**Task to complete**
In the data below, find each line containing the string "yore" and return it.

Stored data
+++++

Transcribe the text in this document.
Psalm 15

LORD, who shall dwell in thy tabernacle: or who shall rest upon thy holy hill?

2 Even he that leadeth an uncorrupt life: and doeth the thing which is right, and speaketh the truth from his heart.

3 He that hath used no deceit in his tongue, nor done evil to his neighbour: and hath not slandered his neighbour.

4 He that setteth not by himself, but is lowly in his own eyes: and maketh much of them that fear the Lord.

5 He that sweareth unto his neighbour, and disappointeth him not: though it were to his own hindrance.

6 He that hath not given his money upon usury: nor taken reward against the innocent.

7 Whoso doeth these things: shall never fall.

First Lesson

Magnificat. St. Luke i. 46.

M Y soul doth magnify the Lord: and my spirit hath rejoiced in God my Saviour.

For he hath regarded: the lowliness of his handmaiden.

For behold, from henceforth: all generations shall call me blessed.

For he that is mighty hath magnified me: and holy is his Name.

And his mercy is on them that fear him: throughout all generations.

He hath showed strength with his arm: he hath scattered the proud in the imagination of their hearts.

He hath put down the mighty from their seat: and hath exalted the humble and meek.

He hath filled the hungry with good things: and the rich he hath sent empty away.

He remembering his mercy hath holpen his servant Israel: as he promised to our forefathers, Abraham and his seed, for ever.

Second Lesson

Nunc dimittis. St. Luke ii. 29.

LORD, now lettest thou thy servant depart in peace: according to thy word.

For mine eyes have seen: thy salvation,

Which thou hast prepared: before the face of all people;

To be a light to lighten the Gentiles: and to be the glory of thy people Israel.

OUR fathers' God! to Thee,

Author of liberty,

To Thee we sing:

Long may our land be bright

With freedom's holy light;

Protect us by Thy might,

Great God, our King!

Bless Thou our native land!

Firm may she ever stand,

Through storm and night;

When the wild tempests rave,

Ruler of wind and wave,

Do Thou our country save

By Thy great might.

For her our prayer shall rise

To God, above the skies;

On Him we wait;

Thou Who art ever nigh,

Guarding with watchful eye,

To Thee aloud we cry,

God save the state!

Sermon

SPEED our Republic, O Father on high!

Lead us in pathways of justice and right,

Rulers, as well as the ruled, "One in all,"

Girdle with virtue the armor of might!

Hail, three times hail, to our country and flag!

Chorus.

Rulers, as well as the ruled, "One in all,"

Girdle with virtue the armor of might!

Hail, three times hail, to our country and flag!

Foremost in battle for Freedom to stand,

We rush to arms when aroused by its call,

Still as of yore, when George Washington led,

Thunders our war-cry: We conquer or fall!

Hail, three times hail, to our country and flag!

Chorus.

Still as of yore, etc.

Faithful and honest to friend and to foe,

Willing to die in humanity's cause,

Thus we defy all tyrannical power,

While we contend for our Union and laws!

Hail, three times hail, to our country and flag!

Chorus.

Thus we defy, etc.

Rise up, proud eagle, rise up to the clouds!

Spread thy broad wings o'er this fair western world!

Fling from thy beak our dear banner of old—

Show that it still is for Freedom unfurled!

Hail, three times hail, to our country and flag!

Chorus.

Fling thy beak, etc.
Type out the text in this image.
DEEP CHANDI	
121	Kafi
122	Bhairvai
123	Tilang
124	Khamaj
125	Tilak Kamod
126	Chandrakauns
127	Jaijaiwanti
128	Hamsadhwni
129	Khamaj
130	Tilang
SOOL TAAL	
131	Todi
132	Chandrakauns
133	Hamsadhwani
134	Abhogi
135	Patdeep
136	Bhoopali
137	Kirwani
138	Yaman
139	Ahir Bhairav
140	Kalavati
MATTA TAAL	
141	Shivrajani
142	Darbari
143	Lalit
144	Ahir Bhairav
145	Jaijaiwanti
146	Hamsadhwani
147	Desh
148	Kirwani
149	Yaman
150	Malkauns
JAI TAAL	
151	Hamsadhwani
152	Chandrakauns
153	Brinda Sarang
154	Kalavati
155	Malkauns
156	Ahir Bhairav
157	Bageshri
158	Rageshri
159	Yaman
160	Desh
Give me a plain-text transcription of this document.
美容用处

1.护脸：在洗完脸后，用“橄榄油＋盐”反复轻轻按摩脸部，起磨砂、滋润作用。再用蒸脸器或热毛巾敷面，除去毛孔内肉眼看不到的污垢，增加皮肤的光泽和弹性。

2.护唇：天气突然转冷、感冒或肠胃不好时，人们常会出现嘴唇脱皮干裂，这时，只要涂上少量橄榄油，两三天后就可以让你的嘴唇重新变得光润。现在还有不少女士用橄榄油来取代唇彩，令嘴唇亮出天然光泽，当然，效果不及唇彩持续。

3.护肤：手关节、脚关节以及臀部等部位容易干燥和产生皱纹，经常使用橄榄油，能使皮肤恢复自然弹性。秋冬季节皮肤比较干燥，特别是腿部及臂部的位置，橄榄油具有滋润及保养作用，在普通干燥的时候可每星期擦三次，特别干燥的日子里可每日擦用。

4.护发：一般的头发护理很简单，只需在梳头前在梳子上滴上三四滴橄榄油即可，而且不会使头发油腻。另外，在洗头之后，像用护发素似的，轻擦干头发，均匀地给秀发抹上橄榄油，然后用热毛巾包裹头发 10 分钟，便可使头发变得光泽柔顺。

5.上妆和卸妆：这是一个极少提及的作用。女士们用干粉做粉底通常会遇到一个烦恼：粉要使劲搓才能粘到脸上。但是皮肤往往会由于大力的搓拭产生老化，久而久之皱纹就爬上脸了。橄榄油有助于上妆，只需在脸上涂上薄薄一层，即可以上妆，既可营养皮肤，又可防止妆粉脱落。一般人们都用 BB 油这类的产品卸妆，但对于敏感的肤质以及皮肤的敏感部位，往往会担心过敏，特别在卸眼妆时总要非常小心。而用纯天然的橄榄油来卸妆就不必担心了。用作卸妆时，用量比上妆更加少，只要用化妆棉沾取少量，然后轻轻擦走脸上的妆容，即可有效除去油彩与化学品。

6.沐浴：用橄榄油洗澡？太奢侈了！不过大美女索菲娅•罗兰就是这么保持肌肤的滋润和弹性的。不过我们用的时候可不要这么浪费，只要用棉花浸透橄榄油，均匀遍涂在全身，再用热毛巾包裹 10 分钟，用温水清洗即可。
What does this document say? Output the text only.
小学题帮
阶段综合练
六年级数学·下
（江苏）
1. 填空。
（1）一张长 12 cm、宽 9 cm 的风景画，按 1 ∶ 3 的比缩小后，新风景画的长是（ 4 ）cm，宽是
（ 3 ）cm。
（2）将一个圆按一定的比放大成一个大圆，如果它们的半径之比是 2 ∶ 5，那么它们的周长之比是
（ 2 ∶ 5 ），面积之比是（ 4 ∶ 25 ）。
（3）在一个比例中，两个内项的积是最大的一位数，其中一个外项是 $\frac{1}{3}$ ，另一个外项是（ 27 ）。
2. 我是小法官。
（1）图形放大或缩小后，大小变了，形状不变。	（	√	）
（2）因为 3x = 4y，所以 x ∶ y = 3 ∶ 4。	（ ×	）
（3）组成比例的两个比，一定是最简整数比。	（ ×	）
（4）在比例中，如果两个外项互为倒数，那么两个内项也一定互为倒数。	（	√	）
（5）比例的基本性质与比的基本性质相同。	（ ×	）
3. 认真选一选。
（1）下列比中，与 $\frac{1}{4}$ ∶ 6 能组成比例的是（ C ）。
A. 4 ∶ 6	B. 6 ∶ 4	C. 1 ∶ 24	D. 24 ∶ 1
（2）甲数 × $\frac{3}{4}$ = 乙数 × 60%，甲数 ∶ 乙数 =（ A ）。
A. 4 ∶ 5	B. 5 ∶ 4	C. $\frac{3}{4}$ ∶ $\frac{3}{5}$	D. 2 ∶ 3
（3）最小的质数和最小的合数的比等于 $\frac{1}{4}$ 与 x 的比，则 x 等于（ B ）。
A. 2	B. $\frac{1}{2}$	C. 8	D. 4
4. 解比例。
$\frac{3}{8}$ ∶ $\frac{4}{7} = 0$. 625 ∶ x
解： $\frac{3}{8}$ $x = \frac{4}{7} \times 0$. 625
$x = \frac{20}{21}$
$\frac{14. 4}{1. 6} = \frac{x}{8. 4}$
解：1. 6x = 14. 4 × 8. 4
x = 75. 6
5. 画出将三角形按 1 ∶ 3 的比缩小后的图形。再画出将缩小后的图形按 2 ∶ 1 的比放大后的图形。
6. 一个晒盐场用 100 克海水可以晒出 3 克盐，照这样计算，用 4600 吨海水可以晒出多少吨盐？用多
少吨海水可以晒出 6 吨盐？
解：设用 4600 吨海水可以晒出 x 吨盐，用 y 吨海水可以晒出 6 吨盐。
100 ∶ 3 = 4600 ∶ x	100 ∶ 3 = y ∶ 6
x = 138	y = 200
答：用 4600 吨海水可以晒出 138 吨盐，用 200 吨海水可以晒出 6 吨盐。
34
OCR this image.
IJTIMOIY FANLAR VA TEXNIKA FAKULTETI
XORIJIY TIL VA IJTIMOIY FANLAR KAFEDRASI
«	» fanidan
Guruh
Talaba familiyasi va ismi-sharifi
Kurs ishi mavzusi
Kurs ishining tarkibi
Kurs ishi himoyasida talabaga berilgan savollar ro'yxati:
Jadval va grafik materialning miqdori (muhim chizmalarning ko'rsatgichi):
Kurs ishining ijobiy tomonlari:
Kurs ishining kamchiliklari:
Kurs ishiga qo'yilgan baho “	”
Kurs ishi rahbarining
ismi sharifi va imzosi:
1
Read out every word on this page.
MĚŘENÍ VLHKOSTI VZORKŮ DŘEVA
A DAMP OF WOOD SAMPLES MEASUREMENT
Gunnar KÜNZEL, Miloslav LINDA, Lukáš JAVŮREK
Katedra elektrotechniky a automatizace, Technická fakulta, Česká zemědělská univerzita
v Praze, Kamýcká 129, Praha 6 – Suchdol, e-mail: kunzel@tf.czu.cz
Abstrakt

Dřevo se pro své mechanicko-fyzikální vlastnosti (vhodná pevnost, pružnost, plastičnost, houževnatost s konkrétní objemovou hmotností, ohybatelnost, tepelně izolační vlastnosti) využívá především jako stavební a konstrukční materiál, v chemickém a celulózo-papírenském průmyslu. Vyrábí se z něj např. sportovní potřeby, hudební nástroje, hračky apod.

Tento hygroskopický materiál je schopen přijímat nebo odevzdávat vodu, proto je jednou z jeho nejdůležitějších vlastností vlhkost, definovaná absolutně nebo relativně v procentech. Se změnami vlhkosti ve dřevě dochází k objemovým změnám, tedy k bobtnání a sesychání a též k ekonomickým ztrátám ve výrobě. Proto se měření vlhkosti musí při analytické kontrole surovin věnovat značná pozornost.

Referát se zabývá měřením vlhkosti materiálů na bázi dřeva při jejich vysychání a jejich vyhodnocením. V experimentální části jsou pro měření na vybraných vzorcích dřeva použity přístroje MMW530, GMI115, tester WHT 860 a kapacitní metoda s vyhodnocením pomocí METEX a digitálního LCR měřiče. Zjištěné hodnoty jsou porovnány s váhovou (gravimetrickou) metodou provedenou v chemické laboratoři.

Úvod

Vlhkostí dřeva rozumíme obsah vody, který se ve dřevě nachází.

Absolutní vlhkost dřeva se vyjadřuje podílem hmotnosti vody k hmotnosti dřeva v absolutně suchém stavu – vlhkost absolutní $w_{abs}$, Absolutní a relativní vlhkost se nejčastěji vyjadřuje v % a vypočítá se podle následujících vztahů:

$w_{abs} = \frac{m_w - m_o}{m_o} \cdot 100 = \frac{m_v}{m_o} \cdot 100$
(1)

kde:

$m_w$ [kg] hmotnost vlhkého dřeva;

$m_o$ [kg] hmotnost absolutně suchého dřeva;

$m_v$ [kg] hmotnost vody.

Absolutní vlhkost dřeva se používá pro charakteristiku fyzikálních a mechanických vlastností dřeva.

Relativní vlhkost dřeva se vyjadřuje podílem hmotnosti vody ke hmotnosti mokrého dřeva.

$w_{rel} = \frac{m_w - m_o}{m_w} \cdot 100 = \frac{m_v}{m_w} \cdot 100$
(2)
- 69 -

+++++

**Result of the task**
Still as of yore, when George Washington led,
Still as of yore, etc.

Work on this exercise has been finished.